#### Instruction:
Can you pull out each line of the data below that includes the word "xlabel"?

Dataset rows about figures
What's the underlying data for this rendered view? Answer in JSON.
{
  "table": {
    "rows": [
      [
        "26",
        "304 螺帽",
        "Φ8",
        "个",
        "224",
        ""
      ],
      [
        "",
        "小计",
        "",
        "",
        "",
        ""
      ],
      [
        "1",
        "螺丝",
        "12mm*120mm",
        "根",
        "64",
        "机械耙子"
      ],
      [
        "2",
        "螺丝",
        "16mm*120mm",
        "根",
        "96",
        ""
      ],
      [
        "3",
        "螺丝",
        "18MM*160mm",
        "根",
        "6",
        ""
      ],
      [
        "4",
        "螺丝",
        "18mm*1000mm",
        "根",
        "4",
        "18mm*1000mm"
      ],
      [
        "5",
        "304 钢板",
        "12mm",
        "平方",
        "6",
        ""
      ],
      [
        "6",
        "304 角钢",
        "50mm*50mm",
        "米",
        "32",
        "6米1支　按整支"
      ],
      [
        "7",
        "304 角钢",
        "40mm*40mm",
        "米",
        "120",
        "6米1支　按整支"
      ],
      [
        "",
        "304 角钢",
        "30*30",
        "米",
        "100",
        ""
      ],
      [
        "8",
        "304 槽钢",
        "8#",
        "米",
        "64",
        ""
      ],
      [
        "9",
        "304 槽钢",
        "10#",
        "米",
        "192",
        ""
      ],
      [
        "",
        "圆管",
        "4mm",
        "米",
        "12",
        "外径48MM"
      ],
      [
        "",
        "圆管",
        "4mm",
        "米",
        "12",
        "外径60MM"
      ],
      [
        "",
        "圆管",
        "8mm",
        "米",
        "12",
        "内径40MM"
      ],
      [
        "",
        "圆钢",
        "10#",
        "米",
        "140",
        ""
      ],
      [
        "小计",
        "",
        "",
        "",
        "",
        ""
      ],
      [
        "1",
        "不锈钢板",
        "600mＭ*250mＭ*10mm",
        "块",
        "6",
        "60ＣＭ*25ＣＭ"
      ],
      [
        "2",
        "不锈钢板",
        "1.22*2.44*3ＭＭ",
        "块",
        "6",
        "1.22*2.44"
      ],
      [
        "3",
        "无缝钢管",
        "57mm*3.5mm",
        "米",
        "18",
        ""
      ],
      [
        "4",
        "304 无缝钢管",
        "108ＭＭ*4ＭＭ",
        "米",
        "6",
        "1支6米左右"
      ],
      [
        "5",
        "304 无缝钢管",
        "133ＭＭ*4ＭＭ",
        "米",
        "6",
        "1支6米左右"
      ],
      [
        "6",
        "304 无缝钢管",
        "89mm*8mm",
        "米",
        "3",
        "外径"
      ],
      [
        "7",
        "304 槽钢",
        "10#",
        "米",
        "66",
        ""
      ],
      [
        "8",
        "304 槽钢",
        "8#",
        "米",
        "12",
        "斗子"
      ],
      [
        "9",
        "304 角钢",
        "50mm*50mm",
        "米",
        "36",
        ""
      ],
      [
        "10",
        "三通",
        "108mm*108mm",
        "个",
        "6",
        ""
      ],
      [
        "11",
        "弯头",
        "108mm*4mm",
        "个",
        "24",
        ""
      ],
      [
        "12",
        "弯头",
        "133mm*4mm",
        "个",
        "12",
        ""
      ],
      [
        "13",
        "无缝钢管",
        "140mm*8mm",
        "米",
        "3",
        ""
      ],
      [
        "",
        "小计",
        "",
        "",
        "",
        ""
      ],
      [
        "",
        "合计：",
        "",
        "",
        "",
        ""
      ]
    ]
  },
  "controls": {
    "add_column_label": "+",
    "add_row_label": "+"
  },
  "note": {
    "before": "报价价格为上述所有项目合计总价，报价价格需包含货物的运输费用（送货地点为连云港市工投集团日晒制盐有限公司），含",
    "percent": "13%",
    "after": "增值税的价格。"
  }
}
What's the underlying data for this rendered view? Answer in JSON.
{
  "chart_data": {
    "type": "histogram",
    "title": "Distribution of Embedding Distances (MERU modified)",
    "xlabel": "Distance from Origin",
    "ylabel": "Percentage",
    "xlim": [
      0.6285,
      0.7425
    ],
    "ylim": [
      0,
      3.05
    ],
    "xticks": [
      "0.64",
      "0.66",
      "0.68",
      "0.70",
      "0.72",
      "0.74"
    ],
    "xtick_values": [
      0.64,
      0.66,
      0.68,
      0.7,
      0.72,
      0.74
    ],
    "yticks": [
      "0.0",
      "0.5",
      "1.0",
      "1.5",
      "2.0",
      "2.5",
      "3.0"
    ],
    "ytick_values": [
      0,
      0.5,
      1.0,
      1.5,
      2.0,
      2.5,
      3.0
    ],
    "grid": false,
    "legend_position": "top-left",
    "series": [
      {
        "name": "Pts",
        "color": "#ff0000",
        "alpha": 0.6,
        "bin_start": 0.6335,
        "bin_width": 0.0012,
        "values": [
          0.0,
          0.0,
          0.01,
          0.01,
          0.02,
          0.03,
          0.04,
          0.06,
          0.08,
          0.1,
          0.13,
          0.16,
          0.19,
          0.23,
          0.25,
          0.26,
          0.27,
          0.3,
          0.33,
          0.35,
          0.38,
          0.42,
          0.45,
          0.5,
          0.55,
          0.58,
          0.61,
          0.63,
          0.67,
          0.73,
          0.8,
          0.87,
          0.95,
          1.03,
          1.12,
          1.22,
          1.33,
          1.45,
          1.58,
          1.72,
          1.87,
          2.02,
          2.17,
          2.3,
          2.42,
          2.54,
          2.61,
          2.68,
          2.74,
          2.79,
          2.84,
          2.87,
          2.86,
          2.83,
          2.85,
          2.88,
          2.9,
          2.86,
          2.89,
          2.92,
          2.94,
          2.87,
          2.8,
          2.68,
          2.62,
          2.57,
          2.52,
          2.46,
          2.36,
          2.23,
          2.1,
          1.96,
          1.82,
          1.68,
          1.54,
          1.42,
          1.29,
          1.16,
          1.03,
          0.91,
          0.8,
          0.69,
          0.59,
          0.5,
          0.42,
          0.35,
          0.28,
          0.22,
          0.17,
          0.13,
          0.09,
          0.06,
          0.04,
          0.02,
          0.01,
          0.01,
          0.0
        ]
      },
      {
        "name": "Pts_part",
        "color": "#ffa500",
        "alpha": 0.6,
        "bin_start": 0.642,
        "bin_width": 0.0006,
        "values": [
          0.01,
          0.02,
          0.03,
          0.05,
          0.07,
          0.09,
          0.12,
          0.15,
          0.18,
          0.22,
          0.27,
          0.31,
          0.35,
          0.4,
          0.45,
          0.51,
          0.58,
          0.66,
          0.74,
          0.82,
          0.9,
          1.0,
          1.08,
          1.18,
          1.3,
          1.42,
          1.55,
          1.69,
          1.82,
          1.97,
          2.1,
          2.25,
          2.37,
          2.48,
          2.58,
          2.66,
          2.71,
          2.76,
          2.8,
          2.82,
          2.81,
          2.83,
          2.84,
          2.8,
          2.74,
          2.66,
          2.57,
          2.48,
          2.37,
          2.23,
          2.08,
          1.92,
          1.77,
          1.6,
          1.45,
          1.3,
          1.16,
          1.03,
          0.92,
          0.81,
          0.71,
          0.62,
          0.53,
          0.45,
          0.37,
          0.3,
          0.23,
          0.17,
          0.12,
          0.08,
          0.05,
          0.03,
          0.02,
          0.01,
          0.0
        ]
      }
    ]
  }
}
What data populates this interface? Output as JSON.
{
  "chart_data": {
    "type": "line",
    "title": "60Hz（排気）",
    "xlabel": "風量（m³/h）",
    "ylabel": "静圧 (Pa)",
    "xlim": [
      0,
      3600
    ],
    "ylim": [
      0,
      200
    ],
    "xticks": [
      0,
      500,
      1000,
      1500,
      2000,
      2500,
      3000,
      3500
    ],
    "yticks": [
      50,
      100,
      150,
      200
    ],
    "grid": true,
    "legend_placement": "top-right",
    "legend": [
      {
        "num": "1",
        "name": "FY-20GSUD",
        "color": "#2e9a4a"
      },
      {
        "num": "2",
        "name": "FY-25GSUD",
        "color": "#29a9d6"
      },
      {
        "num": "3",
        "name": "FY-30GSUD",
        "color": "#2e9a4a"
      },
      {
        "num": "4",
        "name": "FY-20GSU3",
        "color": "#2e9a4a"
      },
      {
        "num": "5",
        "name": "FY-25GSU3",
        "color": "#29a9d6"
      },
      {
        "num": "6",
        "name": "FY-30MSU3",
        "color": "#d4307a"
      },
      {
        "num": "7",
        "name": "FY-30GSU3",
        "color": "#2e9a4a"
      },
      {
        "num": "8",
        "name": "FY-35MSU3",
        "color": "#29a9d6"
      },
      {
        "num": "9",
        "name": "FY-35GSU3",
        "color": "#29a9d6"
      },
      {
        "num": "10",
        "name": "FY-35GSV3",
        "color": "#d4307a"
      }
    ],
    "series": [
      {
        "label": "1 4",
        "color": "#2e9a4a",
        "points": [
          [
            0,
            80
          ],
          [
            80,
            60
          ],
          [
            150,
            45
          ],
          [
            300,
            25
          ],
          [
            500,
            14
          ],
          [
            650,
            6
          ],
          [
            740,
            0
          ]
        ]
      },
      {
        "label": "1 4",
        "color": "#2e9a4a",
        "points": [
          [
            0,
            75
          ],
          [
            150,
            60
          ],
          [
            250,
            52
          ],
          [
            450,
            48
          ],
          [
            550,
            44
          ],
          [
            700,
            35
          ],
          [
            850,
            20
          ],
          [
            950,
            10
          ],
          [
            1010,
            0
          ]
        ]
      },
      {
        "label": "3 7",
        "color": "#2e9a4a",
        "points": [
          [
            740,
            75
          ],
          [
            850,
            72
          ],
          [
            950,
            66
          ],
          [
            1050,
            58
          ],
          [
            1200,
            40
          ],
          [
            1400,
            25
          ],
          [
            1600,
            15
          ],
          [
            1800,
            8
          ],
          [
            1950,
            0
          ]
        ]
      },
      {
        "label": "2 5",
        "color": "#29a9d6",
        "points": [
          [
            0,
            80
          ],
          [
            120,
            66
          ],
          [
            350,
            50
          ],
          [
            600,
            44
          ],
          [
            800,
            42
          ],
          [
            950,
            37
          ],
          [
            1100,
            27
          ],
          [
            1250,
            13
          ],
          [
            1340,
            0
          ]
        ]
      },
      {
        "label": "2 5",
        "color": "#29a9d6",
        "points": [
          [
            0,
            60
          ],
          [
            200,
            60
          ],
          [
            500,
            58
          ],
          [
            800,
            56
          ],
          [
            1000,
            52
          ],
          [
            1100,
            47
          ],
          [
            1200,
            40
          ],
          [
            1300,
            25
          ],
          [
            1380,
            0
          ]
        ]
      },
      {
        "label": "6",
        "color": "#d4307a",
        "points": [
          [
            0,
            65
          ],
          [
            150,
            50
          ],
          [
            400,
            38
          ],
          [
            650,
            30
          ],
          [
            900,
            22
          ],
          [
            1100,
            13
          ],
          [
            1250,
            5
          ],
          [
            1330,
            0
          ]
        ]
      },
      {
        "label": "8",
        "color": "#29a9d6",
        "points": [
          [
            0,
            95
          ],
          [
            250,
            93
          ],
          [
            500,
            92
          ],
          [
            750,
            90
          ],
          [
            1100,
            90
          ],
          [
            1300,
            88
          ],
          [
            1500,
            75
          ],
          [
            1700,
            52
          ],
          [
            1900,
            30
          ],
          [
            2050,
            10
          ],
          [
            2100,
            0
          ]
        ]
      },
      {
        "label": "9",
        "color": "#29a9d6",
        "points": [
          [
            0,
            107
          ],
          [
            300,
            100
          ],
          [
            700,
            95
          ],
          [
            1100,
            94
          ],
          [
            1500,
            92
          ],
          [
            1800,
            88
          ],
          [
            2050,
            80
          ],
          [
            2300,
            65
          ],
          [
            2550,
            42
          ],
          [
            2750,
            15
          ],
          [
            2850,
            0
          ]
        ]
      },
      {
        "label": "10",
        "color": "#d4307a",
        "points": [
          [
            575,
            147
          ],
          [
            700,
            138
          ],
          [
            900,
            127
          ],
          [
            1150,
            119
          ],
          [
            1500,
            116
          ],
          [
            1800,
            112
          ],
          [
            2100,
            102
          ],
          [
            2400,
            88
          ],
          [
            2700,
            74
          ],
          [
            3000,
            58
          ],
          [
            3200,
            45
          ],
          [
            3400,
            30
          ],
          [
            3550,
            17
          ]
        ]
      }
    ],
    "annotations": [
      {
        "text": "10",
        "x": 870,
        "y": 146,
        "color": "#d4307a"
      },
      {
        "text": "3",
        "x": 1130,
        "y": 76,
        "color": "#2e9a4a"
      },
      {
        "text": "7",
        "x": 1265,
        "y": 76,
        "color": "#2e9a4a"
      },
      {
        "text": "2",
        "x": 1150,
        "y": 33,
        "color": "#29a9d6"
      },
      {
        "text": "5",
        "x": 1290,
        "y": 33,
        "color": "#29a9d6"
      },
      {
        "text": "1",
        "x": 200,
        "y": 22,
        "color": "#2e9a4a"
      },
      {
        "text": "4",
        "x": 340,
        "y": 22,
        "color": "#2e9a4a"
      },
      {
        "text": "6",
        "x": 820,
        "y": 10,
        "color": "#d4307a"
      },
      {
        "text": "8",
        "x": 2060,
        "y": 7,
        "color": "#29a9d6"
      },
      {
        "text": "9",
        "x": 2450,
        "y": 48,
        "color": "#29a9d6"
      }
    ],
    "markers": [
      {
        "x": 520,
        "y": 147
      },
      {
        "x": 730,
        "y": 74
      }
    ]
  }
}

#### Answer to this problem:
    "xlabel": "Distance from Origin",
    "xlabel": "風量（m³/h）",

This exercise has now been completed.